Your objective —
Print the whole listing exactly.

* BEGIN Data section *

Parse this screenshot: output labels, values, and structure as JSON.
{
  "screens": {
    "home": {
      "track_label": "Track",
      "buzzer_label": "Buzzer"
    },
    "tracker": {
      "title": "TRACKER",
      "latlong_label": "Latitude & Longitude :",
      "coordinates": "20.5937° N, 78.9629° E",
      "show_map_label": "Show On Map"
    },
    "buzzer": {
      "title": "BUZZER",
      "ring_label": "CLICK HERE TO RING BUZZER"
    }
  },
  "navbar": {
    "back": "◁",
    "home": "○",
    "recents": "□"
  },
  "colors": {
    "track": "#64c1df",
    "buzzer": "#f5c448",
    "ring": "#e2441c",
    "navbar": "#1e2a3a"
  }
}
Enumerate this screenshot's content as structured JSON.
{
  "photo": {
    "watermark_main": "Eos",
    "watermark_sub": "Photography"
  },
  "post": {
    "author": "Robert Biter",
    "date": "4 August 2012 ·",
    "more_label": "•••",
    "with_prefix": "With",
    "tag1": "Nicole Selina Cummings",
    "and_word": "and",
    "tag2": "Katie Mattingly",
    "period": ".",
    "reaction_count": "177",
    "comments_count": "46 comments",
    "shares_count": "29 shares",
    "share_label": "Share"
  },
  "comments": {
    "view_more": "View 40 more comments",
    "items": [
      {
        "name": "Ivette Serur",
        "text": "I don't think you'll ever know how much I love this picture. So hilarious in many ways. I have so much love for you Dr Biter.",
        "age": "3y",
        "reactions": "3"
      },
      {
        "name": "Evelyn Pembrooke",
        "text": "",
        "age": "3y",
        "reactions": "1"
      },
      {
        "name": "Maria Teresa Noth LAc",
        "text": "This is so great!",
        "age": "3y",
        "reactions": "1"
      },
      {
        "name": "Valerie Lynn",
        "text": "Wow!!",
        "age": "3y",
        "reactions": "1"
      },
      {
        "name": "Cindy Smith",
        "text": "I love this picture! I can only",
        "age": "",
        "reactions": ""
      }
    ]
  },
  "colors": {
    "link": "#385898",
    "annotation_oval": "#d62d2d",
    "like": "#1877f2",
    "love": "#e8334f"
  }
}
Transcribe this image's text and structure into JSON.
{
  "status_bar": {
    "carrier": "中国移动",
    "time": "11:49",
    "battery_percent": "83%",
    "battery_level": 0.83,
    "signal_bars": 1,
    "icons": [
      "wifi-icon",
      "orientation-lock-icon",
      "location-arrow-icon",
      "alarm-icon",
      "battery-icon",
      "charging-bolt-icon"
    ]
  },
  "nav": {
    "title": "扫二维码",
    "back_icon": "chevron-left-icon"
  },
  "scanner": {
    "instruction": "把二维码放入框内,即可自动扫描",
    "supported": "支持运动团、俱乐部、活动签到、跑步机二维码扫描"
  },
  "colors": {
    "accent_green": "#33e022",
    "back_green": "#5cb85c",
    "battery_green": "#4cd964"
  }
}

* END Data section *

Exercise solution —
Parse this screenshot: output labels, values, and structure as JSON.
{
  "screens": {
    "home": {
      "track_label": "Track",
      "buzzer_label": "Buzzer"
    },
    "tracker": {
      "title": "TRACKER",
      "latlong_label": "Latitude & Longitude :",
      "coordinates": "20.5937° N, 78.9629° E",
      "show_map_label": "Show On Map"
    },
    "buzzer": {
      "title": "BUZZER",
      "ring_label": "CLICK HERE TO RING BUZZER"
    }
  },
  "navbar": {
    "back": "◁",
    "home": "○",
    "recents": "□"
  },
  "colors": {
    "track": "#64c1df",
    "buzzer": "#f5c448",
    "ring": "#e2441c",
    "navbar": "#1e2a3a"
  }
}
Enumerate this screenshot's content as structured JSON.
{
  "photo": {
    "watermark_main": "Eos",
    "watermark_sub": "Photography"
  },
  "post": {
    "author": "Robert Biter",
    "date": "4 August 2012 ·",
    "more_label": "•••",
    "with_prefix": "With",
    "tag1": "Nicole Selina Cummings",
    "and_word": "and",
    "tag2": "Katie Mattingly",
    "period": ".",
    "reaction_count": "177",
    "comments_count": "46 comments",
    "shares_count": "29 shares",
    "share_label": "Share"
  },
  "comments": {
    "view_more": "View 40 more comments",
    "items": [
      {
        "name": "Ivette Serur",
        "text": "I don't think you'll ever know how much I love this picture. So hilarious in many ways. I have so much love for you Dr Biter.",
        "age": "3y",
        "reactions": "3"
      },
      {
        "name": "Evelyn Pembrooke",
        "text": "",
        "age": "3y",
        "reactions": "1"
      },
      {
        "name": "Maria Teresa Noth LAc",
        "text": "This is so great!",
        "age": "3y",
        "reactions": "1"
      },
      {
        "name": "Valerie Lynn",
        "text": "Wow!!",
        "age": "3y",
        "reactions": "1"
      },
      {
        "name": "Cindy Smith",
        "text": "I love this picture! I can only",
        "age": "",
        "reactions": ""
      }
    ]
  },
  "colors": {
    "link": "#385898",
    "annotation_oval": "#d62d2d",
    "like": "#1877f2",
    "love": "#e8334f"
  }
}
Transcribe this image's text and structure into JSON.
{
  "status_bar": {
    "carrier": "中国移动",
    "time": "11:49",
    "battery_percent": "83%",
    "battery_level": 0.83,
    "signal_bars": 1,
    "icons": [
      "wifi-icon",
      "orientation-lock-icon",
      "location-arrow-icon",
      "alarm-icon",
      "battery-icon",
      "charging-bolt-icon"
    ]
  },
  "nav": {
    "title": "扫二维码",
    "back_icon": "chevron-left-icon"
  },
  "scanner": {
    "instruction": "把二维码放入框内,即可自动扫描",
    "supported": "支持运动团、俱乐部、活动签到、跑步机二维码扫描"
  },
  "colors": {
    "accent_green": "#33e022",
    "back_green": "#5cb85c",
    "battery_green": "#4cd964"
  }
}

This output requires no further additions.